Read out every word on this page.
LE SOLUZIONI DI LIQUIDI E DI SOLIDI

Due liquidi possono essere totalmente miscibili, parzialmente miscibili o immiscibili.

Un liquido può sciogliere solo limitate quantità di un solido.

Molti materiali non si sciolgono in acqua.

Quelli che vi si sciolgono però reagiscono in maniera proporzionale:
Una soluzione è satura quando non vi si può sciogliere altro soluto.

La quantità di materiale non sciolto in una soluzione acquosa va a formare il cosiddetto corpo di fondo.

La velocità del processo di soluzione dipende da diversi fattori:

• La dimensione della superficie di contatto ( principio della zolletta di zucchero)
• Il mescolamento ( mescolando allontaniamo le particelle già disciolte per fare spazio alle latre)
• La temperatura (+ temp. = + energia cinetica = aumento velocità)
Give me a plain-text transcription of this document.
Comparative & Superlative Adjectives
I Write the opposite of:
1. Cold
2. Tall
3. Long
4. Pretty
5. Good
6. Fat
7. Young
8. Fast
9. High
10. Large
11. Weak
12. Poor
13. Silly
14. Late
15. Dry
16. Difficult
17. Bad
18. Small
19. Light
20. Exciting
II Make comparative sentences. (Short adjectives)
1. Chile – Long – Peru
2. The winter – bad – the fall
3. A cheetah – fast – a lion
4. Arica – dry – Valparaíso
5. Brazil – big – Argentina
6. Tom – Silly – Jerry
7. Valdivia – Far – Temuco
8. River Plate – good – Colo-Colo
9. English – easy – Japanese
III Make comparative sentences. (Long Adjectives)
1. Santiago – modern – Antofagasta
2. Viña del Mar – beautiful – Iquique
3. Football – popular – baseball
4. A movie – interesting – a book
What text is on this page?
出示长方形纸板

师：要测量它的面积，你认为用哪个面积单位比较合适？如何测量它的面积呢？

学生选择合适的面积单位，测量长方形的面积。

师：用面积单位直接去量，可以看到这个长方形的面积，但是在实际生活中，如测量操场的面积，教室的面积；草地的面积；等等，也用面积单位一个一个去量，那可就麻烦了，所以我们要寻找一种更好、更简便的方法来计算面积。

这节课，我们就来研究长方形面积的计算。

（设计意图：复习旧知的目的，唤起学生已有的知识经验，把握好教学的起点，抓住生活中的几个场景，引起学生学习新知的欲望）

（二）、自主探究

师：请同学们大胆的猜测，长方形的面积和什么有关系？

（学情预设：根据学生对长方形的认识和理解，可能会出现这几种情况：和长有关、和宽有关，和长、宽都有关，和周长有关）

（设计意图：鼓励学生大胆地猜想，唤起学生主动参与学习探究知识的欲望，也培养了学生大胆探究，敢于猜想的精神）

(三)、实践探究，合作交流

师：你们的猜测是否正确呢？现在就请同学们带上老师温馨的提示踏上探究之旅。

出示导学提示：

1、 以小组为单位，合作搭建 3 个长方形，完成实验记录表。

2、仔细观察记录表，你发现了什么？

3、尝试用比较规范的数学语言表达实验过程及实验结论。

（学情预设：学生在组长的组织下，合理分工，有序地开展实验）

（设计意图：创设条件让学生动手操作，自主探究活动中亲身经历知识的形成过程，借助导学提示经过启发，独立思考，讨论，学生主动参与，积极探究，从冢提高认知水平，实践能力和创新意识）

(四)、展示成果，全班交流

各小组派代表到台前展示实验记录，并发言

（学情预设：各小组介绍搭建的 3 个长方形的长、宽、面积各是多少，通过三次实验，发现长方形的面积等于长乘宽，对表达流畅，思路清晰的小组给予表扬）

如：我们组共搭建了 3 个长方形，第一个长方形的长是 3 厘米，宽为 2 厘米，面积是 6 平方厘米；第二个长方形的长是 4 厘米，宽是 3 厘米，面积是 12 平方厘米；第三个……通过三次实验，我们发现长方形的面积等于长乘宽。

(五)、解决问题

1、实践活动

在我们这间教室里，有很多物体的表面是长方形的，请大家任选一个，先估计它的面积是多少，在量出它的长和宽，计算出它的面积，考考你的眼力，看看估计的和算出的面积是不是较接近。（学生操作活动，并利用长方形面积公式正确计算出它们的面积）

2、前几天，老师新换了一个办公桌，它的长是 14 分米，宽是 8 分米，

========

> **Task**: Reproduce the material above exactly; please quote every line of it.

> **The result**:
Read out every word on this page.
LE SOLUZIONI DI LIQUIDI E DI SOLIDI

Due liquidi possono essere totalmente miscibili, parzialmente miscibili o immiscibili.

Un liquido può sciogliere solo limitate quantità di un solido.

Molti materiali non si sciolgono in acqua.

Quelli che vi si sciolgono però reagiscono in maniera proporzionale:
Una soluzione è satura quando non vi si può sciogliere altro soluto.

La quantità di materiale non sciolto in una soluzione acquosa va a formare il cosiddetto corpo di fondo.

La velocità del processo di soluzione dipende da diversi fattori:

• La dimensione della superficie di contatto ( principio della zolletta di zucchero)
• Il mescolamento ( mescolando allontaniamo le particelle già disciolte per fare spazio alle latre)
• La temperatura (+ temp. = + energia cinetica = aumento velocità)
Give me a plain-text transcription of this document.
Comparative & Superlative Adjectives
I Write the opposite of:
1. Cold
2. Tall
3. Long
4. Pretty
5. Good
6. Fat
7. Young
8. Fast
9. High
10. Large
11. Weak
12. Poor
13. Silly
14. Late
15. Dry
16. Difficult
17. Bad
18. Small
19. Light
20. Exciting
II Make comparative sentences. (Short adjectives)
1. Chile – Long – Peru
2. The winter – bad – the fall
3. A cheetah – fast – a lion
4. Arica – dry – Valparaíso
5. Brazil – big – Argentina
6. Tom – Silly – Jerry
7. Valdivia – Far – Temuco
8. River Plate – good – Colo-Colo
9. English – easy – Japanese
III Make comparative sentences. (Long Adjectives)
1. Santiago – modern – Antofagasta
2. Viña del Mar – beautiful – Iquique
3. Football – popular – baseball
4. A movie – interesting – a book
What text is on this page?
出示长方形纸板

师：要测量它的面积，你认为用哪个面积单位比较合适？如何测量它的面积呢？

学生选择合适的面积单位，测量长方形的面积。

师：用面积单位直接去量，可以看到这个长方形的面积，但是在实际生活中，如测量操场的面积，教室的面积；草地的面积；等等，也用面积单位一个一个去量，那可就麻烦了，所以我们要寻找一种更好、更简便的方法来计算面积。

这节课，我们就来研究长方形面积的计算。

（设计意图：复习旧知的目的，唤起学生已有的知识经验，把握好教学的起点，抓住生活中的几个场景，引起学生学习新知的欲望）

（二）、自主探究

师：请同学们大胆的猜测，长方形的面积和什么有关系？

（学情预设：根据学生对长方形的认识和理解，可能会出现这几种情况：和长有关、和宽有关，和长、宽都有关，和周长有关）

（设计意图：鼓励学生大胆地猜想，唤起学生主动参与学习探究知识的欲望，也培养了学生大胆探究，敢于猜想的精神）

(三)、实践探究，合作交流

师：你们的猜测是否正确呢？现在就请同学们带上老师温馨的提示踏上探究之旅。

出示导学提示：

1、 以小组为单位，合作搭建 3 个长方形，完成实验记录表。

2、仔细观察记录表，你发现了什么？

3、尝试用比较规范的数学语言表达实验过程及实验结论。

（学情预设：学生在组长的组织下，合理分工，有序地开展实验）

（设计意图：创设条件让学生动手操作，自主探究活动中亲身经历知识的形成过程，借助导学提示经过启发，独立思考，讨论，学生主动参与，积极探究，从冢提高认知水平，实践能力和创新意识）

(四)、展示成果，全班交流

各小组派代表到台前展示实验记录，并发言

（学情预设：各小组介绍搭建的 3 个长方形的长、宽、面积各是多少，通过三次实验，发现长方形的面积等于长乘宽，对表达流畅，思路清晰的小组给予表扬）

如：我们组共搭建了 3 个长方形，第一个长方形的长是 3 厘米，宽为 2 厘米，面积是 6 平方厘米；第二个长方形的长是 4 厘米，宽是 3 厘米，面积是 12 平方厘米；第三个……通过三次实验，我们发现长方形的面积等于长乘宽。

(五)、解决问题

1、实践活动

在我们这间教室里，有很多物体的表面是长方形的，请大家任选一个，先估计它的面积是多少，在量出它的长和宽，计算出它的面积，考考你的眼力，看看估计的和算出的面积是不是较接近。（学生操作活动，并利用长方形面积公式正确计算出它们的面积）

2、前几天，老师新换了一个办公桌，它的长是 14 分米，宽是 8 分米，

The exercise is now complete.